TASK DESCRIPTION. Turn every line of the rows below into a numbered list, skipping blank lines and leaving out the pictures.

[BEGIN DATASET EXTRACT]

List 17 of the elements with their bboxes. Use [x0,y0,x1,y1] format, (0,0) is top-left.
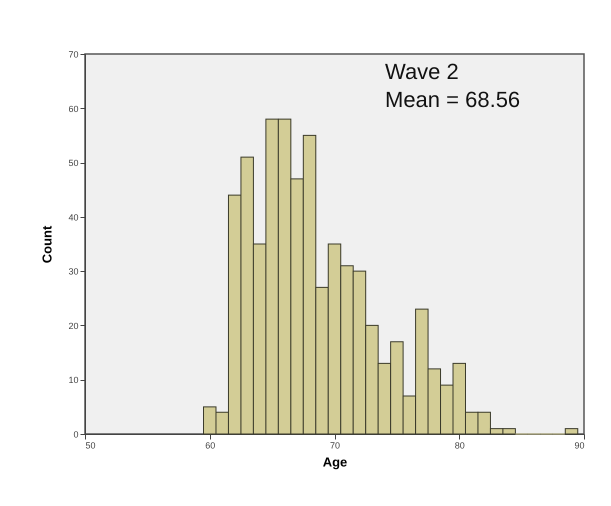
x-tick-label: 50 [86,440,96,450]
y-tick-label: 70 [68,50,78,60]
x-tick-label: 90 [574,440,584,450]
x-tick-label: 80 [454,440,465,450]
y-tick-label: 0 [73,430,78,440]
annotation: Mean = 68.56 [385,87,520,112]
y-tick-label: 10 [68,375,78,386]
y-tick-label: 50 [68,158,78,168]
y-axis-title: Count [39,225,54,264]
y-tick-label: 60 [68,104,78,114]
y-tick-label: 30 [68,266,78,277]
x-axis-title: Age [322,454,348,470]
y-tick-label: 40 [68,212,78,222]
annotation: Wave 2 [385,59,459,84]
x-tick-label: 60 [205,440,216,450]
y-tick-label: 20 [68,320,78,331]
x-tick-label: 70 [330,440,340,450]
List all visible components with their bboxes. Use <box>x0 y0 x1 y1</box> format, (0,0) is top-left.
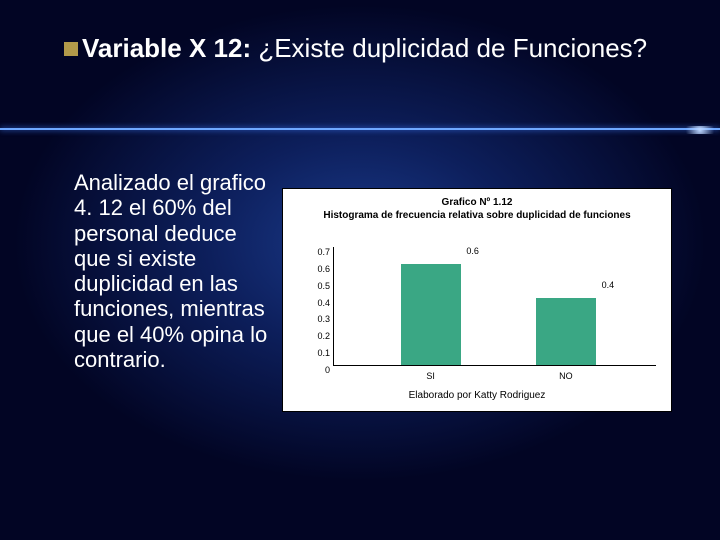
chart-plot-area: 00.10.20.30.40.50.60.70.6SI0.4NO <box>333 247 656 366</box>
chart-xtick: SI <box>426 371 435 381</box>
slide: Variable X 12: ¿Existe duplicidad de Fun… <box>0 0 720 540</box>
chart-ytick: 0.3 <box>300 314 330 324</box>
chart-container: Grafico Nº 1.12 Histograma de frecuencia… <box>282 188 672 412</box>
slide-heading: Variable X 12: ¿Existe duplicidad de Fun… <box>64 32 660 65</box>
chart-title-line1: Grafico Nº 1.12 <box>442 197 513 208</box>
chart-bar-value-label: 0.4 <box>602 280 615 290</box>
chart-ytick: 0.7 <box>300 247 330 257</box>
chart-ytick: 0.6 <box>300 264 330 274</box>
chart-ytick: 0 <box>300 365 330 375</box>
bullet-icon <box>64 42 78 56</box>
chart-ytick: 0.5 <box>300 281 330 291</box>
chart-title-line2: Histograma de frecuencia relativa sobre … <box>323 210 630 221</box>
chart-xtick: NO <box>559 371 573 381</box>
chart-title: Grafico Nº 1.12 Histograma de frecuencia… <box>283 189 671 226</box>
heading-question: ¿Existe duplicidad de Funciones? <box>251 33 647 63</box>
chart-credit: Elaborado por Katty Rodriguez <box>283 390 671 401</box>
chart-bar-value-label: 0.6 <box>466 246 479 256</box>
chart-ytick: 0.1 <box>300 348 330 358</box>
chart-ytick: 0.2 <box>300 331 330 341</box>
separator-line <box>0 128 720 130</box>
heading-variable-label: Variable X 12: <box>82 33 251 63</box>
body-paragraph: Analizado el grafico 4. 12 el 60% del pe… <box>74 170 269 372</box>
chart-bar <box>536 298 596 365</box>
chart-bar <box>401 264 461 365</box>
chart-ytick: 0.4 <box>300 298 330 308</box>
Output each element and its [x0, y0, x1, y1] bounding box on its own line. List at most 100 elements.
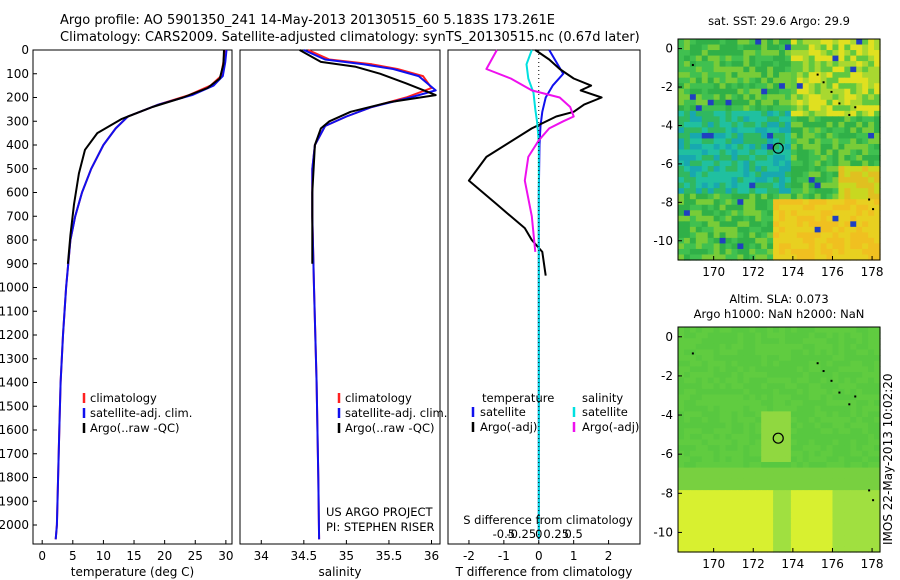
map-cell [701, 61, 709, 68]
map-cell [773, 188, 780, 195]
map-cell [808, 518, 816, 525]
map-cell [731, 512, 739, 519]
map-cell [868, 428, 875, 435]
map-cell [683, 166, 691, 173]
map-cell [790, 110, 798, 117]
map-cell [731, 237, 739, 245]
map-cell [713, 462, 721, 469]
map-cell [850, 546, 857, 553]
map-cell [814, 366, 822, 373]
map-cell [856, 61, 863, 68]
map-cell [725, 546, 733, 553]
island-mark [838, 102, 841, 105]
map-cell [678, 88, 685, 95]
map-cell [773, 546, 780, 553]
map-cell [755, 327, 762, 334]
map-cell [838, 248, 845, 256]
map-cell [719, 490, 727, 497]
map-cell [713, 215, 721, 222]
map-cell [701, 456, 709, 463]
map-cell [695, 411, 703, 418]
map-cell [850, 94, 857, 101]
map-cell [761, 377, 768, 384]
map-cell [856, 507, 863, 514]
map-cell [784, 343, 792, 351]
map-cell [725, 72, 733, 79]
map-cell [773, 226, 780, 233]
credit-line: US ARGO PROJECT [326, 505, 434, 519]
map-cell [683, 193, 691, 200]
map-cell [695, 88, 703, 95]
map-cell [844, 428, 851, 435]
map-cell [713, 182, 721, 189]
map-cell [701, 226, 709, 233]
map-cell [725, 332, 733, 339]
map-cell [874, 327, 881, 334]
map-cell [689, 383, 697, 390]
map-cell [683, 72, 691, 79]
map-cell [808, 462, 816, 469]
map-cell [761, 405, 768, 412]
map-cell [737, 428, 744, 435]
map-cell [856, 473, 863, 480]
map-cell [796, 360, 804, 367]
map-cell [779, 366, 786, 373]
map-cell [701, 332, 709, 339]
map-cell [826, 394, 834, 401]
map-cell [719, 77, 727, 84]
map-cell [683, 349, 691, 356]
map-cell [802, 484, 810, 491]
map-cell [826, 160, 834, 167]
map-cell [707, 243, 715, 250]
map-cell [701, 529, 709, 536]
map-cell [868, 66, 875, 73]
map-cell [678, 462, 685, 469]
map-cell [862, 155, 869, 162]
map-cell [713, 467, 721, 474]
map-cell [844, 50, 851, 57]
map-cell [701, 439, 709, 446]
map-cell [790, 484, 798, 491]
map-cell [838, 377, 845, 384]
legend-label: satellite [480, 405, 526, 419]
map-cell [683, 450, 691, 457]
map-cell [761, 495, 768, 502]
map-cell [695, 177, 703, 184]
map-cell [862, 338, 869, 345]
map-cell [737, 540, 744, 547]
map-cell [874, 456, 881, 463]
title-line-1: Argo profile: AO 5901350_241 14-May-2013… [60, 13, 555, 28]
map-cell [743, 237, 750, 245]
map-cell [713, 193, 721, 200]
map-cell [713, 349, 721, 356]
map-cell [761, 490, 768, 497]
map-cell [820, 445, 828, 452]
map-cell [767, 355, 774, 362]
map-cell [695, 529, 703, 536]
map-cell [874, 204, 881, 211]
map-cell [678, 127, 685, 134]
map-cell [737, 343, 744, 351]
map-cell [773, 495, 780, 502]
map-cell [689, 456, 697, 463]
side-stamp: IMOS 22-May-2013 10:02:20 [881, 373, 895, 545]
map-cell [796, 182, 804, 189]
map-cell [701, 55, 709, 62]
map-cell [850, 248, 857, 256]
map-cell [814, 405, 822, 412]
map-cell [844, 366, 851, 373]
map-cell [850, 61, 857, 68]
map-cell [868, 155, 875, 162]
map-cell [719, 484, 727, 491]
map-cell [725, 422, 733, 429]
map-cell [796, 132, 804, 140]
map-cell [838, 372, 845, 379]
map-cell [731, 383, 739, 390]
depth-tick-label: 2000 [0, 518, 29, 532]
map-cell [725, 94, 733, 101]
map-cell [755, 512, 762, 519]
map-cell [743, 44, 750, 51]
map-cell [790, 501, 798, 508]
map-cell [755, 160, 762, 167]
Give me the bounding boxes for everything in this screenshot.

[END DATASET EXTRACT]

ANSWER TO THIS PROBLEM.
1. List 17 of the elements with their bboxes. Use [x0,y0,x1,y1] format, (0,0) is top-left.
2. x-tick-label: 50 [86,440,96,450]
3. y-tick-label: 70 [68,50,78,60]
4. x-tick-label: 90 [574,440,584,450]
5. x-tick-label: 80 [454,440,465,450]
6. y-tick-label: 0 [73,430,78,440]
7. annotation: Mean = 68.56 [385,87,520,112]
8. y-tick-label: 10 [68,375,78,386]
9. y-tick-label: 50 [68,158,78,168]
10. y-axis-title: Count [39,225,54,264]
11. y-tick-label: 60 [68,104,78,114]
12. y-tick-label: 30 [68,266,78,277]
13. x-axis-title: Age [322,454,348,470]
14. y-tick-label: 40 [68,212,78,222]
15. annotation: Wave 2 [385,59,459,84]
16. x-tick-label: 60 [205,440,216,450]
17. y-tick-label: 20 [68,320,78,331]
18. x-tick-label: 70 [330,440,340,450]
19. List all visible components with their bboxes. Use <box>x0 y0 x1 y1</box> format, (0,0) is top-left.
20. chart-plot-area: 00.10.20.30.40.50.60.70.6SI0.4NO <box>333 247 656 366</box>
21. chart-xtick: SI <box>426 371 435 381</box>
22. slide: Variable X 12: ¿Existe duplicidad de Fun… <box>0 0 720 540</box>
23. chart-ytick: 0.3 <box>300 314 330 324</box>
24. chart-container: Grafico Nº 1.12 Histograma de frecuencia… <box>282 188 672 412</box>
25. slide-heading: Variable X 12: ¿Existe duplicidad de Fun… <box>64 32 660 65</box>
26. chart-title-line1: Grafico Nº 1.12 <box>442 197 513 208</box>
27. chart-bar-value-label: 0.4 <box>602 280 615 290</box>
28. chart-ytick: 0.7 <box>300 247 330 257</box>
29. chart-ytick: 0.6 <box>300 264 330 274</box>
30. chart-ytick: 0 <box>300 365 330 375</box>
31. bullet-icon <box>64 42 78 56</box>
32. chart-ytick: 0.5 <box>300 281 330 291</box>
33. chart-title-line2: Histograma de frecuencia relativa sobre … <box>323 210 630 221</box>
34. chart-xtick: NO <box>559 371 573 381</box>
35. chart-title: Grafico Nº 1.12 Histograma de frecuencia… <box>283 189 671 226</box>
36. heading-question: ¿Existe duplicidad de Funciones? <box>251 33 647 63</box>
37. chart-credit: Elaborado por Katty Rodriguez <box>283 390 671 401</box>
38. chart-bar-value-label: 0.6 <box>466 246 479 256</box>
39. chart-ytick: 0.1 <box>300 348 330 358</box>
40. chart-ytick: 0.2 <box>300 331 330 341</box>
41. separator-line <box>0 128 720 130</box>
42. heading-variable-label: Variable X 12: <box>82 33 251 63</box>
43. body-paragraph: Analizado el grafico 4. 12 el 60% del pe… <box>74 170 269 372</box>
44. chart-bar <box>536 298 596 365</box>
45. chart-bar <box>401 264 461 365</box>
46. chart-ytick: 0.4 <box>300 298 330 308</box>
47. Output each element and its [x0, y0, x1, y1] bounding box on its own line. List at most 100 elements.
48. map-cell [701, 61, 709, 68]
49. map-cell [773, 188, 780, 195]
50. map-cell [808, 518, 816, 525]
51. map-cell [731, 512, 739, 519]
52. map-cell [868, 428, 875, 435]
53. map-cell [683, 166, 691, 173]
54. map-cell [790, 110, 798, 117]
55. map-cell [731, 237, 739, 245]
56. map-cell [713, 462, 721, 469]
57. map-cell [850, 546, 857, 553]
58. map-cell [814, 366, 822, 373]
59. map-cell [856, 61, 863, 68]
60. map-cell [725, 546, 733, 553]
61. island-mark [838, 102, 841, 105]
62. map-cell [678, 88, 685, 95]
63. map-cell [773, 546, 780, 553]
64. map-cell [755, 327, 762, 334]
65. map-cell [838, 248, 845, 256]
66. map-cell [719, 490, 727, 497]
67. map-cell [713, 215, 721, 222]
68. map-cell [701, 456, 709, 463]
69. map-cell [695, 411, 703, 418]
70. map-cell [850, 94, 857, 101]
71. map-cell [761, 377, 768, 384]
72. map-cell [856, 507, 863, 514]
73. map-cell [784, 343, 792, 351]
74. map-cell [725, 72, 733, 79]
75. map-cell [773, 226, 780, 233]
76. credit-line: US ARGO PROJECT [326, 505, 434, 519]
77. map-cell [683, 193, 691, 200]
78. map-cell [695, 88, 703, 95]
79. map-cell [844, 428, 851, 435]
80. map-cell [713, 182, 721, 189]
81. map-cell [701, 226, 709, 233]
82. map-cell [725, 332, 733, 339]
83. map-cell [874, 327, 881, 334]
84. map-cell [689, 383, 697, 390]
85. map-cell [683, 72, 691, 79]
86. map-cell [808, 462, 816, 469]
87. map-cell [761, 405, 768, 412]
88. map-cell [737, 428, 744, 435]
89. map-cell [856, 473, 863, 480]
90. map-cell [796, 360, 804, 367]
91. map-cell [779, 366, 786, 373]
92. map-cell [701, 332, 709, 339]
93. map-cell [826, 394, 834, 401]
94. map-cell [719, 77, 727, 84]
95. map-cell [683, 349, 691, 356]
96. map-cell [802, 484, 810, 491]
97. map-cell [826, 160, 834, 167]
98. map-cell [707, 243, 715, 250]
99. map-cell [701, 529, 709, 536]
100. map-cell [868, 66, 875, 73]
101. map-cell [678, 462, 685, 469]
102. map-cell [862, 155, 869, 162]
103. map-cell [713, 467, 721, 474]
104. map-cell [844, 50, 851, 57]
105. map-cell [701, 439, 709, 446]
106. map-cell [790, 484, 798, 491]
107. map-cell [838, 377, 845, 384]
108. legend-label: satellite [480, 405, 526, 419]
109. map-cell [683, 450, 691, 457]
110. map-cell [761, 495, 768, 502]
111. map-cell [695, 177, 703, 184]
112. map-cell [862, 338, 869, 345]
113. map-cell [737, 540, 744, 547]
114. map-cell [874, 456, 881, 463]
115. title-line-1: Argo profile: AO 5901350_241 14-May-2013… [60, 13, 555, 28]
116. map-cell [743, 237, 750, 245]
117. map-cell [713, 193, 721, 200]
118. map-cell [713, 349, 721, 356]
119. map-cell [761, 490, 768, 497]
120. map-cell [820, 445, 828, 452]
121. map-cell [767, 355, 774, 362]
122. map-cell [695, 529, 703, 536]
123. map-cell [874, 204, 881, 211]
124. map-cell [678, 127, 685, 134]
125. map-cell [737, 343, 744, 351]
126. map-cell [773, 495, 780, 502]
127. map-cell [689, 456, 697, 463]
128. side-stamp: IMOS 22-May-2013 10:02:20 [881, 373, 895, 545]
129. map-cell [796, 182, 804, 189]
130. map-cell [701, 55, 709, 62]
131. map-cell [850, 248, 857, 256]
132. map-cell [814, 405, 822, 412]
133. map-cell [844, 366, 851, 373]
134. map-cell [850, 61, 857, 68]
135. map-cell [868, 155, 875, 162]
136. map-cell [719, 484, 727, 491]
137. map-cell [725, 422, 733, 429]
138. map-cell [796, 132, 804, 140]
139. map-cell [838, 372, 845, 379]
140. map-cell [731, 383, 739, 390]
141. depth-tick-label: 2000 [0, 518, 29, 532]
142. map-cell [725, 94, 733, 101]
143. map-cell [755, 512, 762, 519]
144. map-cell [743, 44, 750, 51]
145. map-cell [790, 501, 798, 508]
146. map-cell [755, 160, 762, 167]
147. Give me the bounding boxes for everything in this screenshot.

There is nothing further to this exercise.